* Exercise task *
Reproduce every line in the listing that contains the word "Sizes".

* Supplied information *
--------------------------------------------------
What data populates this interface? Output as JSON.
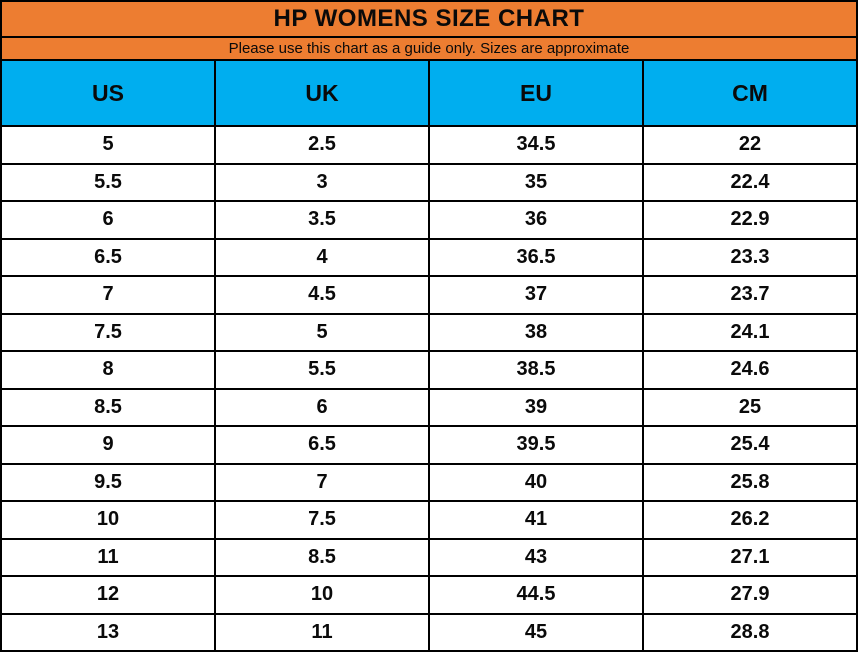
{
  "title": "HP WOMENS SIZE CHART",
  "subtitle": "Please use this chart as a guide only. Sizes are approximate",
  "colors": {
    "header_orange": "#ED7D31",
    "column_header_blue": "#00AEEF",
    "border_black": "#000000",
    "row_white": "#FFFFFF",
    "text_black": "#0A0A0A"
  },
  "chart_data": {
    "type": "table",
    "title": "HP WOMENS SIZE CHART",
    "subtitle": "Please use this chart as a guide only. Sizes are approximate",
    "columns": [
      "US",
      "UK",
      "EU",
      "CM"
    ],
    "rows": [
      [
        "5",
        "2.5",
        "34.5",
        "22"
      ],
      [
        "5.5",
        "3",
        "35",
        "22.4"
      ],
      [
        "6",
        "3.5",
        "36",
        "22.9"
      ],
      [
        "6.5",
        "4",
        "36.5",
        "23.3"
      ],
      [
        "7",
        "4.5",
        "37",
        "23.7"
      ],
      [
        "7.5",
        "5",
        "38",
        "24.1"
      ],
      [
        "8",
        "5.5",
        "38.5",
        "24.6"
      ],
      [
        "8.5",
        "6",
        "39",
        "25"
      ],
      [
        "9",
        "6.5",
        "39.5",
        "25.4"
      ],
      [
        "9.5",
        "7",
        "40",
        "25.8"
      ],
      [
        "10",
        "7.5",
        "41",
        "26.2"
      ],
      [
        "11",
        "8.5",
        "43",
        "27.1"
      ],
      [
        "12",
        "10",
        "44.5",
        "27.9"
      ],
      [
        "13",
        "11",
        "45",
        "28.8"
      ]
    ]
  }
}
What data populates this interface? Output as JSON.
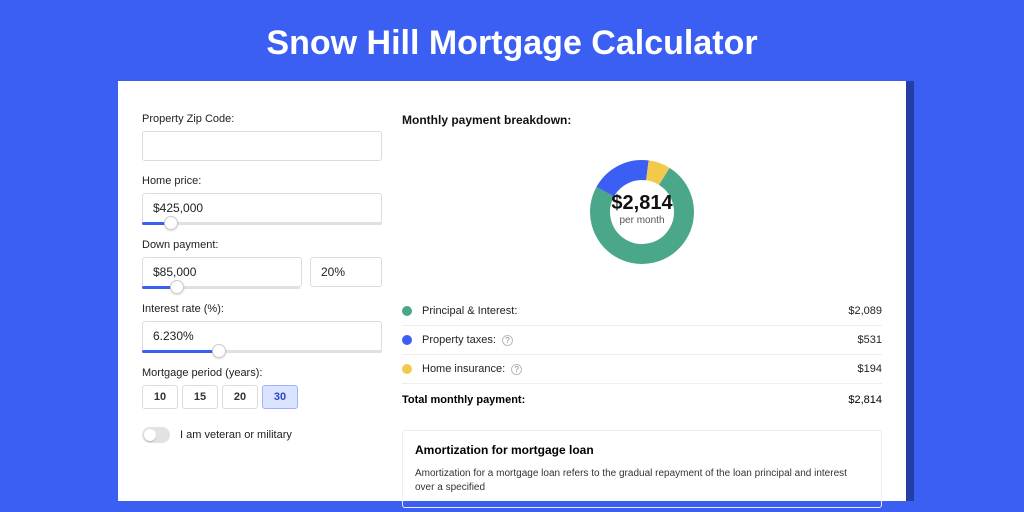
{
  "page": {
    "title": "Snow Hill Mortgage Calculator"
  },
  "colors": {
    "page_bg": "#3b5ff3",
    "card_shadow": "#243ea6",
    "accent": "#3b5ff3",
    "donut_pi": "#4aa789",
    "donut_tax": "#3b5ff3",
    "donut_ins": "#f3c94b"
  },
  "form": {
    "zip": {
      "label": "Property Zip Code:",
      "value": ""
    },
    "home_price": {
      "label": "Home price:",
      "value": "$425,000",
      "slider_pct": 12
    },
    "down_payment": {
      "label": "Down payment:",
      "amount": "$85,000",
      "percent": "20%",
      "slider_pct": 22
    },
    "interest": {
      "label": "Interest rate (%):",
      "value": "6.230%",
      "slider_pct": 32
    },
    "period": {
      "label": "Mortgage period (years):",
      "options": [
        "10",
        "15",
        "20",
        "30"
      ],
      "active_index": 3
    },
    "veteran": {
      "label": "I am veteran or military",
      "checked": false
    }
  },
  "breakdown": {
    "title": "Monthly payment breakdown:",
    "center_amount": "$2,814",
    "center_sub": "per month",
    "items": [
      {
        "label": "Principal & Interest:",
        "value": "$2,089",
        "color": "#4aa789",
        "help": false,
        "slice_pct": 74
      },
      {
        "label": "Property taxes:",
        "value": "$531",
        "color": "#3b5ff3",
        "help": true,
        "slice_pct": 19
      },
      {
        "label": "Home insurance:",
        "value": "$194",
        "color": "#f3c94b",
        "help": true,
        "slice_pct": 7
      }
    ],
    "total_label": "Total monthly payment:",
    "total_value": "$2,814"
  },
  "amortization": {
    "title": "Amortization for mortgage loan",
    "text": "Amortization for a mortgage loan refers to the gradual repayment of the loan principal and interest over a specified"
  },
  "donut": {
    "radius": 52,
    "thickness": 20,
    "rotation_deg": -58
  }
}
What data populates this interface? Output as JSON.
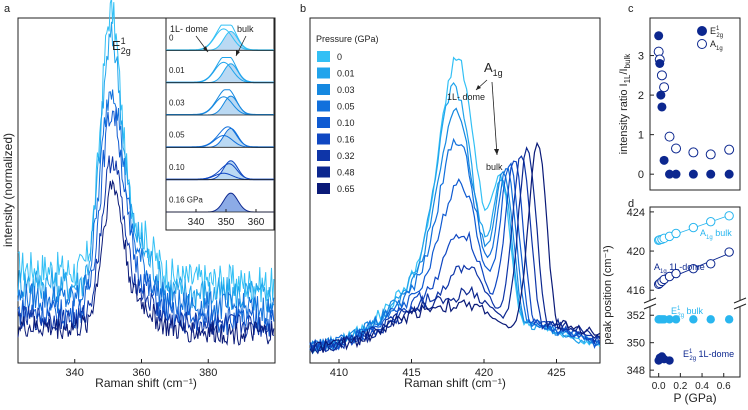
{
  "colors": {
    "light": "#29b6ef",
    "shades": [
      "#33c0f5",
      "#20a4ec",
      "#1588e0",
      "#1170dc",
      "#0f5bd2",
      "#0f47c2",
      "#0e35a8",
      "#0c278f",
      "#0a1a78"
    ],
    "fill": "#a9cff0",
    "axis": "#222222"
  },
  "chart_data": [
    {
      "panel": "a",
      "type": "line",
      "title": "E¹2g",
      "peak_label": "E",
      "peak_sup": "1",
      "peak_sub": "2g",
      "xlabel": "Raman shift (cm⁻¹)",
      "ylabel": "intensity (normalized)",
      "xlim": [
        323,
        400
      ],
      "ylim": [
        0,
        1.15
      ],
      "x_ticks": [
        340,
        360,
        380
      ],
      "series": [
        {
          "name": "0",
          "amp": 1.0,
          "center": 350.8,
          "width": 4.2,
          "base": 0.32,
          "noise": 0.06
        },
        {
          "name": "0.01",
          "amp": 0.95,
          "center": 350.9,
          "width": 4.5,
          "base": 0.27,
          "noise": 0.06
        },
        {
          "name": "0.03",
          "amp": 0.82,
          "center": 351.0,
          "width": 4.8,
          "base": 0.22,
          "noise": 0.05
        },
        {
          "name": "0.05",
          "amp": 0.78,
          "center": 351.1,
          "width": 4.8,
          "base": 0.17,
          "noise": 0.05
        },
        {
          "name": "0.10",
          "amp": 0.62,
          "center": 351.2,
          "width": 4.5,
          "base": 0.15,
          "noise": 0.04
        },
        {
          "name": "0.16",
          "amp": 0.55,
          "center": 351.3,
          "width": 4.4,
          "base": 0.12,
          "noise": 0.04
        }
      ],
      "inset": {
        "xlim": [
          330,
          366
        ],
        "x_ticks": [
          340,
          350,
          360
        ],
        "labels": [
          "0",
          "0.01",
          "0.03",
          "0.05",
          "0.10",
          "0.16 GPa"
        ],
        "dome_center": 349.2,
        "bulk_center": 351.6,
        "dome_amp": [
          1.0,
          0.95,
          0.85,
          0.55,
          0.3,
          0.0
        ],
        "annot_dome": "1L- dome",
        "annot_bulk": "bulk"
      }
    },
    {
      "panel": "b",
      "type": "line",
      "xlabel": "Raman shift (cm⁻¹)",
      "xlim": [
        408,
        428
      ],
      "ylim": [
        0,
        1.15
      ],
      "x_ticks": [
        410,
        415,
        420,
        425
      ],
      "legend_title": "Pressure (GPa)",
      "legend": [
        "0",
        "0.01",
        "0.03",
        "0.05",
        "0.10",
        "0.16",
        "0.32",
        "0.48",
        "0.65"
      ],
      "peak_label": "A",
      "peak_sub": "1g",
      "annot_dome": "1L- dome",
      "annot_bulk": "bulk",
      "series": [
        {
          "name": "0",
          "dome_amp": 1.0,
          "dome_c": 418.2,
          "bulk_c": 421.2,
          "bulk_amp": 0.55
        },
        {
          "name": "0.01",
          "dome_amp": 0.88,
          "dome_c": 418.0,
          "bulk_c": 421.3,
          "bulk_amp": 0.58
        },
        {
          "name": "0.03",
          "dome_amp": 0.78,
          "dome_c": 418.1,
          "bulk_c": 421.4,
          "bulk_amp": 0.62
        },
        {
          "name": "0.05",
          "dome_amp": 0.68,
          "dome_c": 418.2,
          "bulk_c": 421.6,
          "bulk_amp": 0.66
        },
        {
          "name": "0.10",
          "dome_amp": 0.52,
          "dome_c": 418.4,
          "bulk_c": 421.8,
          "bulk_amp": 0.7
        },
        {
          "name": "0.16",
          "dome_amp": 0.32,
          "dome_c": 418.6,
          "bulk_c": 422.1,
          "bulk_amp": 0.74
        },
        {
          "name": "0.32",
          "dome_amp": 0.2,
          "dome_c": 419.0,
          "bulk_c": 422.6,
          "bulk_amp": 0.78
        },
        {
          "name": "0.48",
          "dome_amp": 0.1,
          "dome_c": 419.5,
          "bulk_c": 423.0,
          "bulk_amp": 0.82
        },
        {
          "name": "0.65",
          "dome_amp": 0.05,
          "dome_c": 420.0,
          "bulk_c": 423.7,
          "bulk_amp": 0.86
        }
      ]
    },
    {
      "panel": "c",
      "type": "scatter",
      "ylabel_main": "intensity ratio I",
      "ylabel_sub1": "1L",
      "ylabel_mid": "/I",
      "ylabel_sub2": "bulk",
      "xlim": [
        -0.08,
        0.75
      ],
      "ylim": [
        -0.4,
        3.95
      ],
      "y_ticks": [
        0,
        1,
        2,
        3
      ],
      "legend": [
        {
          "main": "E",
          "sup": "1",
          "sub": "2g",
          "filled": true
        },
        {
          "main": "A",
          "sup": "",
          "sub": "1g",
          "filled": false
        }
      ],
      "E2g": {
        "x": [
          0,
          0.01,
          0.02,
          0.03,
          0.05,
          0.1,
          0.16,
          0.32,
          0.48,
          0.65
        ],
        "y": [
          3.5,
          2.8,
          2.0,
          1.7,
          0.35,
          0.0,
          0.0,
          0.0,
          0.0,
          0.0
        ]
      },
      "A1g": {
        "x": [
          0,
          0.01,
          0.03,
          0.05,
          0.1,
          0.16,
          0.32,
          0.48,
          0.65
        ],
        "y": [
          3.1,
          2.9,
          2.5,
          2.2,
          0.95,
          0.65,
          0.55,
          0.5,
          0.62
        ]
      }
    },
    {
      "panel": "d",
      "type": "scatter",
      "xlabel": "P (GPa)",
      "ylabel": "peak position (cm⁻¹)",
      "xlim": [
        -0.08,
        0.75
      ],
      "x_ticks": [
        0.0,
        0.2,
        0.4,
        0.6
      ],
      "x_tick_labels": [
        "0.0",
        "0.2",
        "0.4",
        "0.6"
      ],
      "upper_ylim": [
        415,
        424.5
      ],
      "upper_ticks": [
        416,
        420,
        424
      ],
      "lower_ylim": [
        347.5,
        352.6
      ],
      "lower_ticks": [
        348,
        350,
        352
      ],
      "A1g_bulk": {
        "label_main": "A",
        "label_sub": "1g",
        "label_tail": " bulk",
        "x": [
          0,
          0.01,
          0.03,
          0.05,
          0.1,
          0.16,
          0.32,
          0.48,
          0.65
        ],
        "y": [
          421.1,
          421.15,
          421.2,
          421.3,
          421.5,
          421.8,
          422.4,
          423.0,
          423.6
        ]
      },
      "A1g_dome": {
        "label_main": "A",
        "label_sub": "1g",
        "label_tail": " 1L-dome",
        "x": [
          0,
          0.01,
          0.03,
          0.05,
          0.1,
          0.16,
          0.32,
          0.48,
          0.65
        ],
        "y": [
          416.6,
          416.7,
          416.9,
          417.1,
          417.4,
          417.7,
          418.2,
          418.7,
          419.9
        ]
      },
      "E2g_bulk": {
        "label_main": "E",
        "label_sup": "1",
        "label_sub": "2g",
        "label_tail": " bulk",
        "x": [
          0,
          0.01,
          0.03,
          0.05,
          0.1,
          0.16,
          0.32,
          0.48,
          0.65
        ],
        "y": [
          351.7,
          351.7,
          351.7,
          351.7,
          351.7,
          351.7,
          351.7,
          351.7,
          351.7
        ]
      },
      "E2g_dome": {
        "label_main": "E",
        "label_sup": "1",
        "label_sub": "2g",
        "label_tail": " 1L-dome",
        "x": [
          0,
          0.01,
          0.03,
          0.05,
          0.1
        ],
        "y": [
          348.7,
          348.9,
          349.0,
          348.8,
          348.7
        ]
      }
    }
  ]
}
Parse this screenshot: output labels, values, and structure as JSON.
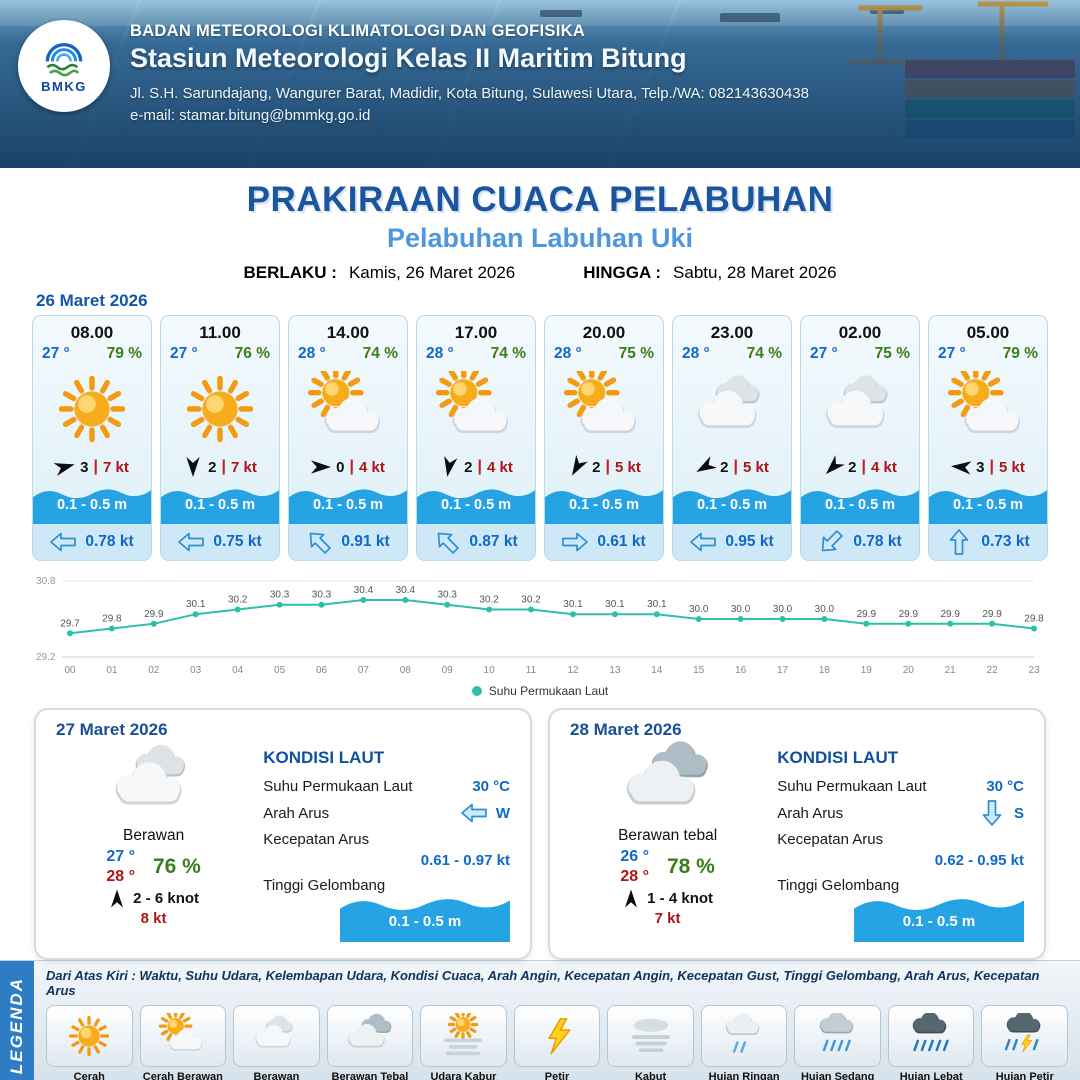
--------------------------------------------------
* Solution to the exercise *
  "subtitle": "Please use this chart as a guide only. Sizes are approximate",
    "subtitle": "Please use this chart as a guide only. Sizes are approximate",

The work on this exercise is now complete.